CHALLENGE → Write the data out again, exactly as given.

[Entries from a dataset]
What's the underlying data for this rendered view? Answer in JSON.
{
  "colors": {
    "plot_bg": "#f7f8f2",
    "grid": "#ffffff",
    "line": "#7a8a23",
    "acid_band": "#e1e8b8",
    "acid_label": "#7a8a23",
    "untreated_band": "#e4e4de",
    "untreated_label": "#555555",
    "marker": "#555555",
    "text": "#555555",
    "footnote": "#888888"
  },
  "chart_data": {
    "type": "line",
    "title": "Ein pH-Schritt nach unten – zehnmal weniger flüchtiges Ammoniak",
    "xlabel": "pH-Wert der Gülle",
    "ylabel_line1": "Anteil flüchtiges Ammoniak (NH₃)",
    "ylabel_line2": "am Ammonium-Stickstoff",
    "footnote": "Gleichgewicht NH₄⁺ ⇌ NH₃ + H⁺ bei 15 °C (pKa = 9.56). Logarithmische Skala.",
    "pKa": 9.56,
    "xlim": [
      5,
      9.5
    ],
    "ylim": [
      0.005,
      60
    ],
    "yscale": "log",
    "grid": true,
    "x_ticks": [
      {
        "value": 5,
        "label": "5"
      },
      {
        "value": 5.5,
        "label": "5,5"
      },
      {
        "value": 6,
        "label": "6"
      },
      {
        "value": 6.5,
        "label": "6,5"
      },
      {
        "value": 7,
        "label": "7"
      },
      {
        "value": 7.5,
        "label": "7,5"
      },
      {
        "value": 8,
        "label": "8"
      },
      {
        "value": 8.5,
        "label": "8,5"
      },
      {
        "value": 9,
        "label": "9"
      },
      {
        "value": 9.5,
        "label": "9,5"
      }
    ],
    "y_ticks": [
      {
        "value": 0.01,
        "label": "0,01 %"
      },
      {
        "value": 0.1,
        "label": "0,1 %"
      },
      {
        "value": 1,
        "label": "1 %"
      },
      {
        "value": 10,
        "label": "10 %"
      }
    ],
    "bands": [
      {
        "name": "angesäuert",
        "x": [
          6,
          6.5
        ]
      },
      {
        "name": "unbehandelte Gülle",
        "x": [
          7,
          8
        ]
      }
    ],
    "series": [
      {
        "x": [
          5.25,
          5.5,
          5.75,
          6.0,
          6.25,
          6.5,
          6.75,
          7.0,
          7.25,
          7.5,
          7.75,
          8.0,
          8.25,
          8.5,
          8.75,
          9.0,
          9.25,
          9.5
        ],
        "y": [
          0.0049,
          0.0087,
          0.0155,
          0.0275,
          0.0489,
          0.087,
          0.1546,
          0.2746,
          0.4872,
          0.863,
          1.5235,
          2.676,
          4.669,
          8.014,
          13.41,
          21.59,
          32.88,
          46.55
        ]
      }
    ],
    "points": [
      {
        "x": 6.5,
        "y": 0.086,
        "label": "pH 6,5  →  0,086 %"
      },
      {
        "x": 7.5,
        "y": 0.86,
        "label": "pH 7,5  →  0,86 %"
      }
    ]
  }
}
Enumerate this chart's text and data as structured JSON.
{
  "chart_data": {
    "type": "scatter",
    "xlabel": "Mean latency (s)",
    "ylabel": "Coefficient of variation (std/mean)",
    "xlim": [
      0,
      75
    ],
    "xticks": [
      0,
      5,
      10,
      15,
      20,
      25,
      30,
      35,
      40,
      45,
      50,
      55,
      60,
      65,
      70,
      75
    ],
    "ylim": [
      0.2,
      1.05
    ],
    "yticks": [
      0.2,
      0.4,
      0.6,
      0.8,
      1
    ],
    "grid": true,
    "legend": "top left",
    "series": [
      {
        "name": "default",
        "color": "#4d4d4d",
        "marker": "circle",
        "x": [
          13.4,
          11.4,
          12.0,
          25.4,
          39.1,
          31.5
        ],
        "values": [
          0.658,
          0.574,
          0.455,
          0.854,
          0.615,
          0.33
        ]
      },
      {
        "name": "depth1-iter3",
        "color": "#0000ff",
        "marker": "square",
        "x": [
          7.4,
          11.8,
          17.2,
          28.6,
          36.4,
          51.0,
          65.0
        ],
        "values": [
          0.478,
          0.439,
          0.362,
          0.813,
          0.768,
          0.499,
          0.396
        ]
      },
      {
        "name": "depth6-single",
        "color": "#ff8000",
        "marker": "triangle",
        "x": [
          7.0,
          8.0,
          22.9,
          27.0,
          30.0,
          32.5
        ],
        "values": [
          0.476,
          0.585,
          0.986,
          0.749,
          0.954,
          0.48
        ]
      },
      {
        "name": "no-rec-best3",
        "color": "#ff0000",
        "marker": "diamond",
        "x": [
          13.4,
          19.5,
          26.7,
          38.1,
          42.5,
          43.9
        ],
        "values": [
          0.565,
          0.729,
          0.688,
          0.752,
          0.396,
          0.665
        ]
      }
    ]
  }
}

WORKED ANSWER →
What's the underlying data for this rendered view? Answer in JSON.
{
  "colors": {
    "plot_bg": "#f7f8f2",
    "grid": "#ffffff",
    "line": "#7a8a23",
    "acid_band": "#e1e8b8",
    "acid_label": "#7a8a23",
    "untreated_band": "#e4e4de",
    "untreated_label": "#555555",
    "marker": "#555555",
    "text": "#555555",
    "footnote": "#888888"
  },
  "chart_data": {
    "type": "line",
    "title": "Ein pH-Schritt nach unten – zehnmal weniger flüchtiges Ammoniak",
    "xlabel": "pH-Wert der Gülle",
    "ylabel_line1": "Anteil flüchtiges Ammoniak (NH₃)",
    "ylabel_line2": "am Ammonium-Stickstoff",
    "footnote": "Gleichgewicht NH₄⁺ ⇌ NH₃ + H⁺ bei 15 °C (pKa = 9.56). Logarithmische Skala.",
    "pKa": 9.56,
    "xlim": [
      5,
      9.5
    ],
    "ylim": [
      0.005,
      60
    ],
    "yscale": "log",
    "grid": true,
    "x_ticks": [
      {
        "value": 5,
        "label": "5"
      },
      {
        "value": 5.5,
        "label": "5,5"
      },
      {
        "value": 6,
        "label": "6"
      },
      {
        "value": 6.5,
        "label": "6,5"
      },
      {
        "value": 7,
        "label": "7"
      },
      {
        "value": 7.5,
        "label": "7,5"
      },
      {
        "value": 8,
        "label": "8"
      },
      {
        "value": 8.5,
        "label": "8,5"
      },
      {
        "value": 9,
        "label": "9"
      },
      {
        "value": 9.5,
        "label": "9,5"
      }
    ],
    "y_ticks": [
      {
        "value": 0.01,
        "label": "0,01 %"
      },
      {
        "value": 0.1,
        "label": "0,1 %"
      },
      {
        "value": 1,
        "label": "1 %"
      },
      {
        "value": 10,
        "label": "10 %"
      }
    ],
    "bands": [
      {
        "name": "angesäuert",
        "x": [
          6,
          6.5
        ]
      },
      {
        "name": "unbehandelte Gülle",
        "x": [
          7,
          8
        ]
      }
    ],
    "series": [
      {
        "x": [
          5.25,
          5.5,
          5.75,
          6.0,
          6.25,
          6.5,
          6.75,
          7.0,
          7.25,
          7.5,
          7.75,
          8.0,
          8.25,
          8.5,
          8.75,
          9.0,
          9.25,
          9.5
        ],
        "y": [
          0.0049,
          0.0087,
          0.0155,
          0.0275,
          0.0489,
          0.087,
          0.1546,
          0.2746,
          0.4872,
          0.863,
          1.5235,
          2.676,
          4.669,
          8.014,
          13.41,
          21.59,
          32.88,
          46.55
        ]
      }
    ],
    "points": [
      {
        "x": 6.5,
        "y": 0.086,
        "label": "pH 6,5  →  0,086 %"
      },
      {
        "x": 7.5,
        "y": 0.86,
        "label": "pH 7,5  →  0,86 %"
      }
    ]
  }
}
Enumerate this chart's text and data as structured JSON.
{
  "chart_data": {
    "type": "scatter",
    "xlabel": "Mean latency (s)",
    "ylabel": "Coefficient of variation (std/mean)",
    "xlim": [
      0,
      75
    ],
    "xticks": [
      0,
      5,
      10,
      15,
      20,
      25,
      30,
      35,
      40,
      45,
      50,
      55,
      60,
      65,
      70,
      75
    ],
    "ylim": [
      0.2,
      1.05
    ],
    "yticks": [
      0.2,
      0.4,
      0.6,
      0.8,
      1
    ],
    "grid": true,
    "legend": "top left",
    "series": [
      {
        "name": "default",
        "color": "#4d4d4d",
        "marker": "circle",
        "x": [
          13.4,
          11.4,
          12.0,
          25.4,
          39.1,
          31.5
        ],
        "values": [
          0.658,
          0.574,
          0.455,
          0.854,
          0.615,
          0.33
        ]
      },
      {
        "name": "depth1-iter3",
        "color": "#0000ff",
        "marker": "square",
        "x": [
          7.4,
          11.8,
          17.2,
          28.6,
          36.4,
          51.0,
          65.0
        ],
        "values": [
          0.478,
          0.439,
          0.362,
          0.813,
          0.768,
          0.499,
          0.396
        ]
      },
      {
        "name": "depth6-single",
        "color": "#ff8000",
        "marker": "triangle",
        "x": [
          7.0,
          8.0,
          22.9,
          27.0,
          30.0,
          32.5
        ],
        "values": [
          0.476,
          0.585,
          0.986,
          0.749,
          0.954,
          0.48
        ]
      },
      {
        "name": "no-rec-best3",
        "color": "#ff0000",
        "marker": "diamond",
        "x": [
          13.4,
          19.5,
          26.7,
          38.1,
          42.5,
          43.9
        ],
        "values": [
          0.565,
          0.729,
          0.688,
          0.752,
          0.396,
          0.665
        ]
      }
    ]
  }
}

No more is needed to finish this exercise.